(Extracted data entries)
━━━
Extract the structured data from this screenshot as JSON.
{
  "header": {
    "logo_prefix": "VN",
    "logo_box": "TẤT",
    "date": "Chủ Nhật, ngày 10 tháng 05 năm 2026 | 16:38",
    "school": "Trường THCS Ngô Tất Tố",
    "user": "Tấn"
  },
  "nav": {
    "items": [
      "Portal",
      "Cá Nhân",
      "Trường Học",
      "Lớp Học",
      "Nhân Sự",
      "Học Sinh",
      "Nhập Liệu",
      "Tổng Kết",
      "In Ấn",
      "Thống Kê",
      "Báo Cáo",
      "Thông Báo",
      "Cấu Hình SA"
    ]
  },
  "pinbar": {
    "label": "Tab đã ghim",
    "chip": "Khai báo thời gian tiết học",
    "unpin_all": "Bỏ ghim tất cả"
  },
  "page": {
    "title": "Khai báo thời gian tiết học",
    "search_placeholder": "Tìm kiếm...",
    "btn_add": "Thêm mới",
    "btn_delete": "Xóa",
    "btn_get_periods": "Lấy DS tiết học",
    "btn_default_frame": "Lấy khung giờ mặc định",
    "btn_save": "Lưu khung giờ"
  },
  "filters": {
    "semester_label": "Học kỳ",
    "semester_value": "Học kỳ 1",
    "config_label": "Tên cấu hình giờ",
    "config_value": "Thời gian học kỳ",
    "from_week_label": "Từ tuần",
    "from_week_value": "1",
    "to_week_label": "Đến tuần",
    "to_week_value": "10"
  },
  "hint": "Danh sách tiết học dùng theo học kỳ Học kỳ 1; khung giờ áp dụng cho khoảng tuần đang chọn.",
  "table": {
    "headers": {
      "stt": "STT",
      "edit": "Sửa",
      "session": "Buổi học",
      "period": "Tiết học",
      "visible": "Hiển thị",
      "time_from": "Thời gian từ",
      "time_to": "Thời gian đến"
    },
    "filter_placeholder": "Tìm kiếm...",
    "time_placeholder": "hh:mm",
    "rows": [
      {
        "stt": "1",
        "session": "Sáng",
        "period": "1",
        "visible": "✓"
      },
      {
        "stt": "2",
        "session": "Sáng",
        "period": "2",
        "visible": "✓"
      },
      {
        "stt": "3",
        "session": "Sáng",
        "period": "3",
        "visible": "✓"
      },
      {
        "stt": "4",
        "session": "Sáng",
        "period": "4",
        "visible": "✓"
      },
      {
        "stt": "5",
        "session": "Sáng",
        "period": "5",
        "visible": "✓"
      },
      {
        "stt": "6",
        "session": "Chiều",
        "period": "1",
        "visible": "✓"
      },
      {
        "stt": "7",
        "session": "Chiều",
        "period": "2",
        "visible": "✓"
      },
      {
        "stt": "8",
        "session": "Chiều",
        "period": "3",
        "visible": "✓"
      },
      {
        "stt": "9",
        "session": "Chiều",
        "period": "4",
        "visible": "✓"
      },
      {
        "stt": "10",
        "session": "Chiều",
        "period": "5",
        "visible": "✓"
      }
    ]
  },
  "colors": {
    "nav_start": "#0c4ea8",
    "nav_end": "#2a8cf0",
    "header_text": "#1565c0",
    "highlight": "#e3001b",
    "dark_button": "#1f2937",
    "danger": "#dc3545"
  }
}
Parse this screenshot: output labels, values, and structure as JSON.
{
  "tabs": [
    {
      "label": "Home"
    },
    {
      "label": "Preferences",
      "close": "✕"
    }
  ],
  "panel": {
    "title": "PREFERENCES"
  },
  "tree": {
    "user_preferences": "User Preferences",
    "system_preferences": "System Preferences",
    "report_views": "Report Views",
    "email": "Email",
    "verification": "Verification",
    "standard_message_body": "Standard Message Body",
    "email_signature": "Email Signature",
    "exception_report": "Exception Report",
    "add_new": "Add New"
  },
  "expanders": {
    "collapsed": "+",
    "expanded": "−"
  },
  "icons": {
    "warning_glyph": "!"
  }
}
━━━
**Written problem**
Write out the complete set of records exactly as given.

**Problem solution**
Extract the structured data from this screenshot as JSON.
{
  "header": {
    "logo_prefix": "VN",
    "logo_box": "TẤT",
    "date": "Chủ Nhật, ngày 10 tháng 05 năm 2026 | 16:38",
    "school": "Trường THCS Ngô Tất Tố",
    "user": "Tấn"
  },
  "nav": {
    "items": [
      "Portal",
      "Cá Nhân",
      "Trường Học",
      "Lớp Học",
      "Nhân Sự",
      "Học Sinh",
      "Nhập Liệu",
      "Tổng Kết",
      "In Ấn",
      "Thống Kê",
      "Báo Cáo",
      "Thông Báo",
      "Cấu Hình SA"
    ]
  },
  "pinbar": {
    "label": "Tab đã ghim",
    "chip": "Khai báo thời gian tiết học",
    "unpin_all": "Bỏ ghim tất cả"
  },
  "page": {
    "title": "Khai báo thời gian tiết học",
    "search_placeholder": "Tìm kiếm...",
    "btn_add": "Thêm mới",
    "btn_delete": "Xóa",
    "btn_get_periods": "Lấy DS tiết học",
    "btn_default_frame": "Lấy khung giờ mặc định",
    "btn_save": "Lưu khung giờ"
  },
  "filters": {
    "semester_label": "Học kỳ",
    "semester_value": "Học kỳ 1",
    "config_label": "Tên cấu hình giờ",
    "config_value": "Thời gian học kỳ",
    "from_week_label": "Từ tuần",
    "from_week_value": "1",
    "to_week_label": "Đến tuần",
    "to_week_value": "10"
  },
  "hint": "Danh sách tiết học dùng theo học kỳ Học kỳ 1; khung giờ áp dụng cho khoảng tuần đang chọn.",
  "table": {
    "headers": {
      "stt": "STT",
      "edit": "Sửa",
      "session": "Buổi học",
      "period": "Tiết học",
      "visible": "Hiển thị",
      "time_from": "Thời gian từ",
      "time_to": "Thời gian đến"
    },
    "filter_placeholder": "Tìm kiếm...",
    "time_placeholder": "hh:mm",
    "rows": [
      {
        "stt": "1",
        "session": "Sáng",
        "period": "1",
        "visible": "✓"
      },
      {
        "stt": "2",
        "session": "Sáng",
        "period": "2",
        "visible": "✓"
      },
      {
        "stt": "3",
        "session": "Sáng",
        "period": "3",
        "visible": "✓"
      },
      {
        "stt": "4",
        "session": "Sáng",
        "period": "4",
        "visible": "✓"
      },
      {
        "stt": "5",
        "session": "Sáng",
        "period": "5",
        "visible": "✓"
      },
      {
        "stt": "6",
        "session": "Chiều",
        "period": "1",
        "visible": "✓"
      },
      {
        "stt": "7",
        "session": "Chiều",
        "period": "2",
        "visible": "✓"
      },
      {
        "stt": "8",
        "session": "Chiều",
        "period": "3",
        "visible": "✓"
      },
      {
        "stt": "9",
        "session": "Chiều",
        "period": "4",
        "visible": "✓"
      },
      {
        "stt": "10",
        "session": "Chiều",
        "period": "5",
        "visible": "✓"
      }
    ]
  },
  "colors": {
    "nav_start": "#0c4ea8",
    "nav_end": "#2a8cf0",
    "header_text": "#1565c0",
    "highlight": "#e3001b",
    "dark_button": "#1f2937",
    "danger": "#dc3545"
  }
}
Parse this screenshot: output labels, values, and structure as JSON.
{
  "tabs": [
    {
      "label": "Home"
    },
    {
      "label": "Preferences",
      "close": "✕"
    }
  ],
  "panel": {
    "title": "PREFERENCES"
  },
  "tree": {
    "user_preferences": "User Preferences",
    "system_preferences": "System Preferences",
    "report_views": "Report Views",
    "email": "Email",
    "verification": "Verification",
    "standard_message_body": "Standard Message Body",
    "email_signature": "Email Signature",
    "exception_report": "Exception Report",
    "add_new": "Add New"
  },
  "expanders": {
    "collapsed": "+",
    "expanded": "−"
  },
  "icons": {
    "warning_glyph": "!"
  }
}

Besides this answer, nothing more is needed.